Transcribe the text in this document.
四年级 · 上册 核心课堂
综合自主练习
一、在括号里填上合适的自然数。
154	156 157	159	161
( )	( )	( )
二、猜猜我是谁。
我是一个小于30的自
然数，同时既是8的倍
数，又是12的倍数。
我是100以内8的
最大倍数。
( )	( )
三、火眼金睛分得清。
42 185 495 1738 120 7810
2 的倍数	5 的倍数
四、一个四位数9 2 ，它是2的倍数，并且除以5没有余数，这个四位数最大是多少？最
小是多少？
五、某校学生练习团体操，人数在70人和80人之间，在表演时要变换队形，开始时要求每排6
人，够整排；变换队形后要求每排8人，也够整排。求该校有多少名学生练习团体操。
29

...

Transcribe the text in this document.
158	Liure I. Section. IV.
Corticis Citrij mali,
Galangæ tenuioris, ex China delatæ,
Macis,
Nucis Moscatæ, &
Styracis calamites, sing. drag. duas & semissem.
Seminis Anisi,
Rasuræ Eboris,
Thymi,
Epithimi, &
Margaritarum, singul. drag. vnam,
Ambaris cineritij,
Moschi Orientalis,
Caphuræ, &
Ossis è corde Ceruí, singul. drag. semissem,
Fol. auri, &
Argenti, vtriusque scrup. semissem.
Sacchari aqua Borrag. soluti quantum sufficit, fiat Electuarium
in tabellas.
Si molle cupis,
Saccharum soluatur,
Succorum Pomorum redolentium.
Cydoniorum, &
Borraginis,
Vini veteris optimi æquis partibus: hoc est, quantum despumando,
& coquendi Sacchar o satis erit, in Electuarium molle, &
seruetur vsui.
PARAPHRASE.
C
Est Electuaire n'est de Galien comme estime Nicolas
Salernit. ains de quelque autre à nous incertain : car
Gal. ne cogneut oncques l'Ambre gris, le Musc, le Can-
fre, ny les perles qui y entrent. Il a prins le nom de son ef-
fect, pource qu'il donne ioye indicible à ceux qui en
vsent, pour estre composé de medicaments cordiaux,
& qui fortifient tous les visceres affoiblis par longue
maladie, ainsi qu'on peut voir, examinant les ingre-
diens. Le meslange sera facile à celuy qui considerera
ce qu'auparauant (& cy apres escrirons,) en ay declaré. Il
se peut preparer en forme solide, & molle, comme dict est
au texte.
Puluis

...

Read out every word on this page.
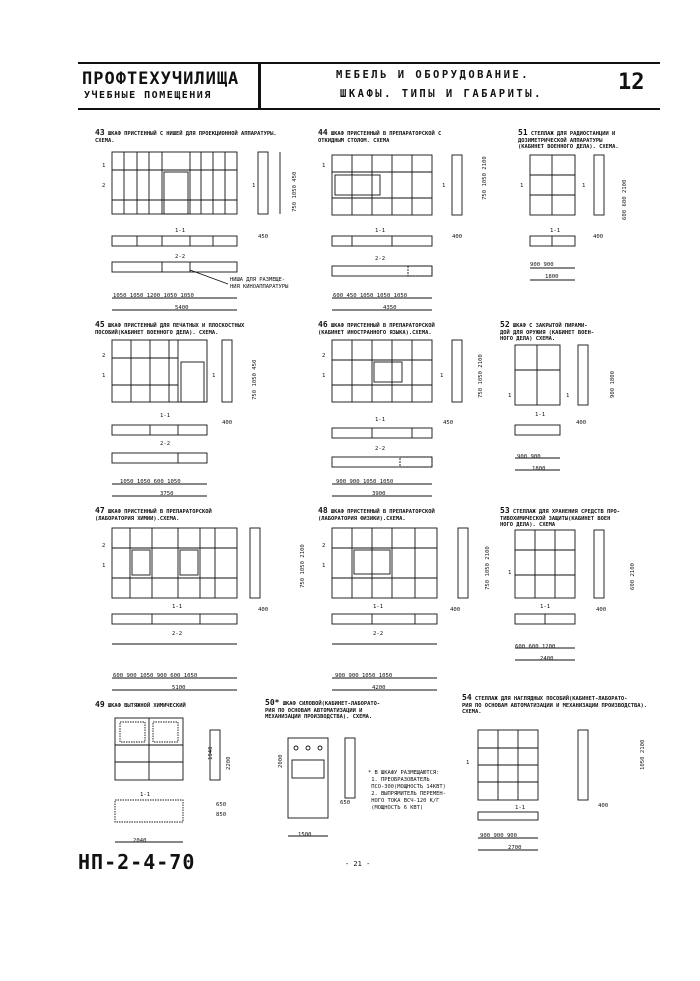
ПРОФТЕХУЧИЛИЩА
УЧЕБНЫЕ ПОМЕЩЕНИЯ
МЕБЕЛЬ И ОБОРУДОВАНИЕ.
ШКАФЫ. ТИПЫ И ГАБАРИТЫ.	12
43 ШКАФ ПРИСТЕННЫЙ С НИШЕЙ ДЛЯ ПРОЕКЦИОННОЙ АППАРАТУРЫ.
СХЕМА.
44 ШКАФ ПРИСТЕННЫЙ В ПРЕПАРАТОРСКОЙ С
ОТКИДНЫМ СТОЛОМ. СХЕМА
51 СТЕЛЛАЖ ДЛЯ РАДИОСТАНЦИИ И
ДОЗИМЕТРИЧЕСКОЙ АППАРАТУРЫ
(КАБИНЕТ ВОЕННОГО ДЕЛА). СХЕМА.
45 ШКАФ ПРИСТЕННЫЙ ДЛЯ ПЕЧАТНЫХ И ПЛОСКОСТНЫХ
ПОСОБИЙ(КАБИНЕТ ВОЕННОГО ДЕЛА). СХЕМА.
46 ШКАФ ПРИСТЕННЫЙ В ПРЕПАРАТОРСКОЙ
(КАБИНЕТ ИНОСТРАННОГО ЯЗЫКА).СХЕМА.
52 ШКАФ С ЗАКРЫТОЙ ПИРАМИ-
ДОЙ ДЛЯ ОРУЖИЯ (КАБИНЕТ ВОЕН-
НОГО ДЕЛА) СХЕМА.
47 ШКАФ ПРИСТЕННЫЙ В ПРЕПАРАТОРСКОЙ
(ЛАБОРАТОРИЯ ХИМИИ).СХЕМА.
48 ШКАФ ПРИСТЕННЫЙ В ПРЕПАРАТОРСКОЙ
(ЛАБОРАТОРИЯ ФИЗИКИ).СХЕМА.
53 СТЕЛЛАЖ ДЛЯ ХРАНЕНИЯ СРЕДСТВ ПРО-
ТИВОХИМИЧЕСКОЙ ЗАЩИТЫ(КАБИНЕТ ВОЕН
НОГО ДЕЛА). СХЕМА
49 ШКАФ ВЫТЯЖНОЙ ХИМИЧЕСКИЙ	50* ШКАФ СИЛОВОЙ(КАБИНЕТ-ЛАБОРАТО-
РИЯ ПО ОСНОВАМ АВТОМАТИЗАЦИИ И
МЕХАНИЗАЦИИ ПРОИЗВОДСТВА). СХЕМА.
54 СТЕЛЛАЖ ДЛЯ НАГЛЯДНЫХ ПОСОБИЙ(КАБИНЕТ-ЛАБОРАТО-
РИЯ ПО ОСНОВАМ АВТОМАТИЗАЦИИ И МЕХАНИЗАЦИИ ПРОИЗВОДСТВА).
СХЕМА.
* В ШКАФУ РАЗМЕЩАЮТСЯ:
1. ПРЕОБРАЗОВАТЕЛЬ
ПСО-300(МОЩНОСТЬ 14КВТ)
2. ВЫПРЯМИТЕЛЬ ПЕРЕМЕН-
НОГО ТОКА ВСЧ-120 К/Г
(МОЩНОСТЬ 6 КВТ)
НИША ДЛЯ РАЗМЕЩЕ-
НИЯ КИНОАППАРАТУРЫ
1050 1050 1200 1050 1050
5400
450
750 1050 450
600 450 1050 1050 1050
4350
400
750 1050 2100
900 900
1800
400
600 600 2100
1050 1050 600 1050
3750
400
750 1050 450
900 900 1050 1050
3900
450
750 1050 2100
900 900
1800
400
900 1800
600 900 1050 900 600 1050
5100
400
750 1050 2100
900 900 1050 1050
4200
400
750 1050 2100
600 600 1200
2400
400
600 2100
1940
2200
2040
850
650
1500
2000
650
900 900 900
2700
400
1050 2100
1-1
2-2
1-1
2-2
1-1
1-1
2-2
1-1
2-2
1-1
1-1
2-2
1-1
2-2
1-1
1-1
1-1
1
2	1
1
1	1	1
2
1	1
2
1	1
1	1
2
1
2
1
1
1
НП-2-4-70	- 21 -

▶ _PROBLEM DETAILS_:
Gather each line from the listing above that holds "СХЕМА".

▶ _ANSWER FOR THIS EXERCISE_:
СХЕМА.
ОТКИДНЫМ СТОЛОМ. СХЕМА
(КАБИНЕТ ВОЕННОГО ДЕЛА). СХЕМА.
ПОСОБИЙ(КАБИНЕТ ВОЕННОГО ДЕЛА). СХЕМА.
(КАБИНЕТ ИНОСТРАННОГО ЯЗЫКА).СХЕМА.
НОГО ДЕЛА) СХЕМА.
(ЛАБОРАТОРИЯ ХИМИИ).СХЕМА.
(ЛАБОРАТОРИЯ ФИЗИКИ).СХЕМА.
НОГО ДЕЛА). СХЕМА
МЕХАНИЗАЦИИ ПРОИЗВОДСТВА). СХЕМА.
СХЕМА.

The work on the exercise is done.